┌──
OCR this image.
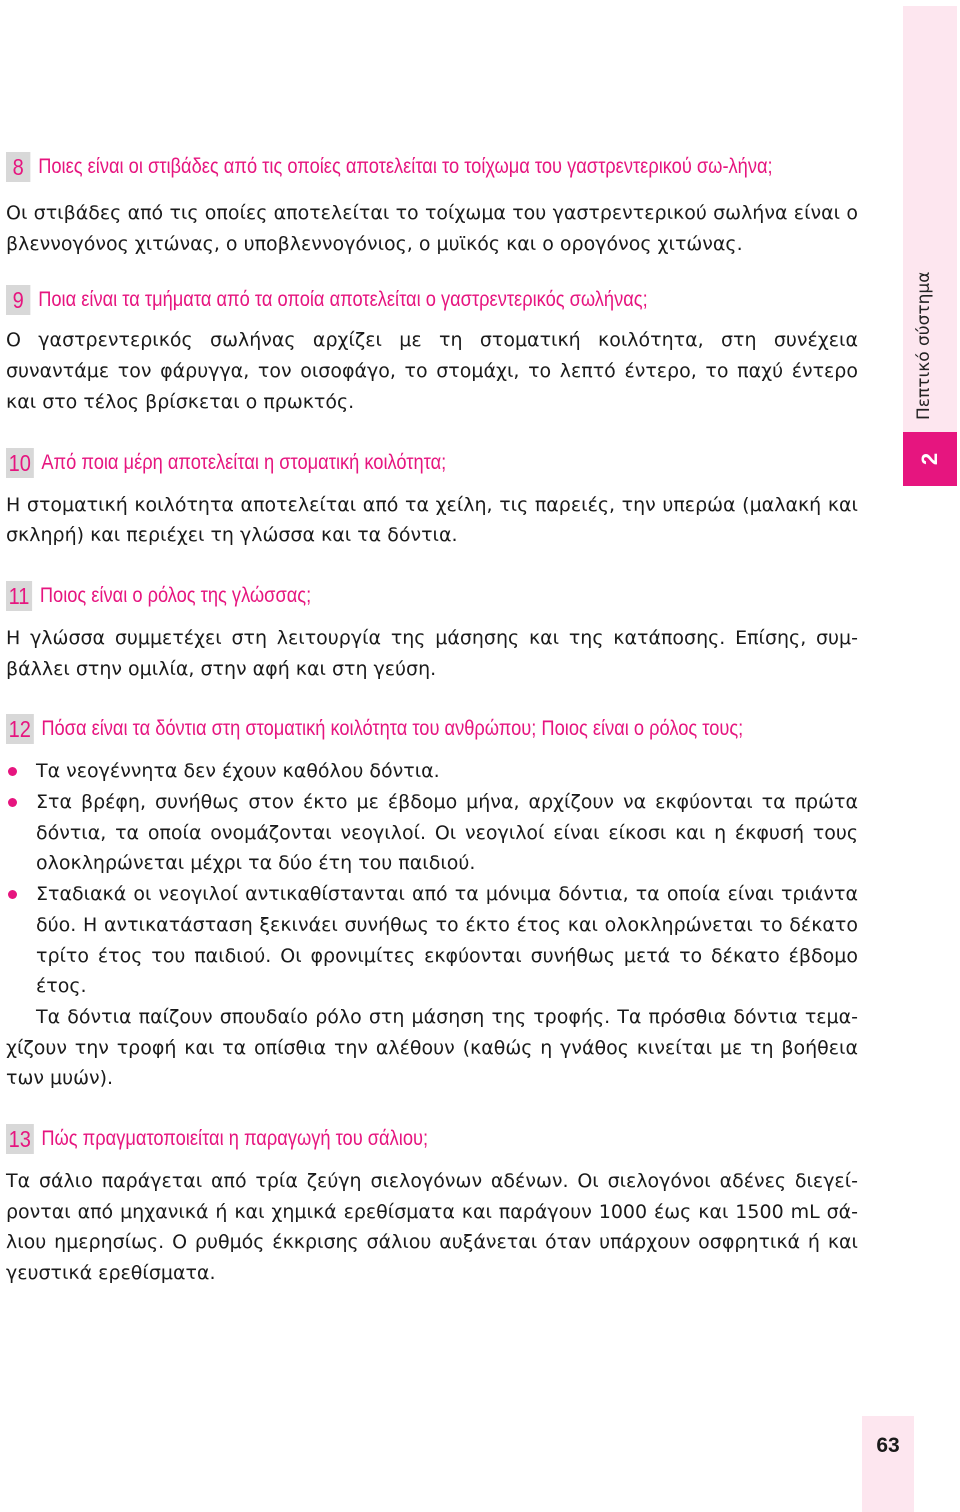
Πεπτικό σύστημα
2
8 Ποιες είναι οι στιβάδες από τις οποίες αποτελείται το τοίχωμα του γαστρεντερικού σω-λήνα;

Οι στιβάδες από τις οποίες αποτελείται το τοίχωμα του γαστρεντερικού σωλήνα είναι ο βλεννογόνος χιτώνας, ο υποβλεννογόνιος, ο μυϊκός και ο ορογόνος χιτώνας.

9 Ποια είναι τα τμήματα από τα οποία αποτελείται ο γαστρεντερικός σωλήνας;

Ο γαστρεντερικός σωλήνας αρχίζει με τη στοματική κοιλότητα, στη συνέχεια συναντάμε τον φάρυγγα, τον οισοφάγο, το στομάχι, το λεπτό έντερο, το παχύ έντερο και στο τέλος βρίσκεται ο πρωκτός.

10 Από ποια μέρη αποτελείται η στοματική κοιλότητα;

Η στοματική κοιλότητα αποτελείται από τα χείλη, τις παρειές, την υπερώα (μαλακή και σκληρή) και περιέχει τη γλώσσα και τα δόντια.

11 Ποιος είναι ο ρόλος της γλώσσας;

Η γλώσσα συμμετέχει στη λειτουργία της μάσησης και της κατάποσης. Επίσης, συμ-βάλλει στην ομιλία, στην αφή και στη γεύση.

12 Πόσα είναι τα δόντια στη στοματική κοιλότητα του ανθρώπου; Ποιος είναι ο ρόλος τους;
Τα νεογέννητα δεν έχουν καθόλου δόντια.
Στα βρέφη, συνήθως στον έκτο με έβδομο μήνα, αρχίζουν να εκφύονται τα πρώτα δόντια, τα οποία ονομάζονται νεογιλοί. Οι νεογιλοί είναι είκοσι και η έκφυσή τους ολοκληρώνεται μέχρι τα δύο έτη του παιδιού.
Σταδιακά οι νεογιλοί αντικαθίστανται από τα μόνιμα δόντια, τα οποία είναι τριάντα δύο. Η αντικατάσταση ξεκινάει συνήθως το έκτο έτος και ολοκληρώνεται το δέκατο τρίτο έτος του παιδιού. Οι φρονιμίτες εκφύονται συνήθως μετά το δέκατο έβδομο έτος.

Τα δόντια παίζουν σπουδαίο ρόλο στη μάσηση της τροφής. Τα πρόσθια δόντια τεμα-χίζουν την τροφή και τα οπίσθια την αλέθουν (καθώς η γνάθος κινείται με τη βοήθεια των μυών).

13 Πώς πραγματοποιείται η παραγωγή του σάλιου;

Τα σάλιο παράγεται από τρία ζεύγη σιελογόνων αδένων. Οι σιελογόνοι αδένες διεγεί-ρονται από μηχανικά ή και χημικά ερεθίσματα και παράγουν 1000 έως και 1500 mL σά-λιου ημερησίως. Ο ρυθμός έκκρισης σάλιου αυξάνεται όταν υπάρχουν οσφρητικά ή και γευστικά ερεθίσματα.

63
└──
### Objective:
From the records, copy every line that has the string "γαστρεντερικός" in it.

### Exercise solution:
9 Ποια είναι τα τμήματα από τα οποία αποτελείται ο γαστρεντερικός σωλήνας;
Ο γαστρεντερικός σωλήνας αρχίζει με τη στοματική κοιλότητα, στη συνέχεια συναντάμε τον φάρυγγα, τον οισοφάγο, το στομάχι, το λεπτό έντερο, το παχύ έντερο και στο τέλος βρίσκεται ο πρωκτός.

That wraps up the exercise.